**WORK TO BE COMPLETED**: What you return should match every record exactly, with the images removed.

━━ DATA ROWS ━━

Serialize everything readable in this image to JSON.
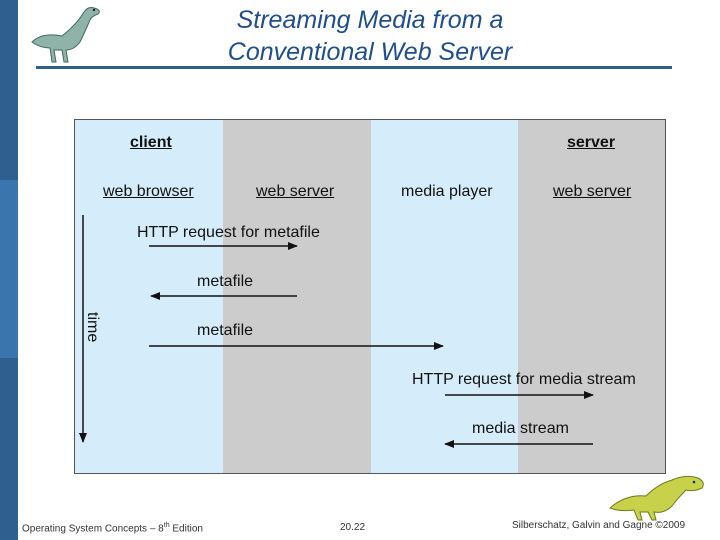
{
  "slide": {
    "title_line1": "Streaming Media from a",
    "title_line2": "Conventional Web Server"
  },
  "diagram": {
    "client_label": "client",
    "server_label": "server",
    "columns": {
      "web_browser": "web browser",
      "web_server_1": "web server",
      "media_player": "media player",
      "web_server_2": "web server"
    },
    "time_label": "time",
    "messages": {
      "http_request_metafile": "HTTP request for metafile",
      "metafile_1": "metafile",
      "metafile_2": "metafile",
      "http_request_media": "HTTP request for media stream",
      "media_stream": "media stream"
    },
    "colors": {
      "light_blue": "#d5ecfa",
      "gray": "#cccccc"
    }
  },
  "footer": {
    "book_prefix": "Operating System Concepts – 8",
    "book_sup": "th",
    "book_suffix": " Edition",
    "page": "20.22",
    "copyright": "Silberschatz, Galvin and Gagne ©2009"
  }
}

━━━

**OUTPUT OF THE EXERCISE**:
Serialize everything readable in this image to JSON.
{
  "slide": {
    "title_line1": "Streaming Media from a",
    "title_line2": "Conventional Web Server"
  },
  "diagram": {
    "client_label": "client",
    "server_label": "server",
    "columns": {
      "web_browser": "web browser",
      "web_server_1": "web server",
      "media_player": "media player",
      "web_server_2": "web server"
    },
    "time_label": "time",
    "messages": {
      "http_request_metafile": "HTTP request for metafile",
      "metafile_1": "metafile",
      "metafile_2": "metafile",
      "http_request_media": "HTTP request for media stream",
      "media_stream": "media stream"
    },
    "colors": {
      "light_blue": "#d5ecfa",
      "gray": "#cccccc"
    }
  },
  "footer": {
    "book_prefix": "Operating System Concepts – 8",
    "book_sup": "th",
    "book_suffix": " Edition",
    "page": "20.22",
    "copyright": "Silberschatz, Galvin and Gagne ©2009"
  }
}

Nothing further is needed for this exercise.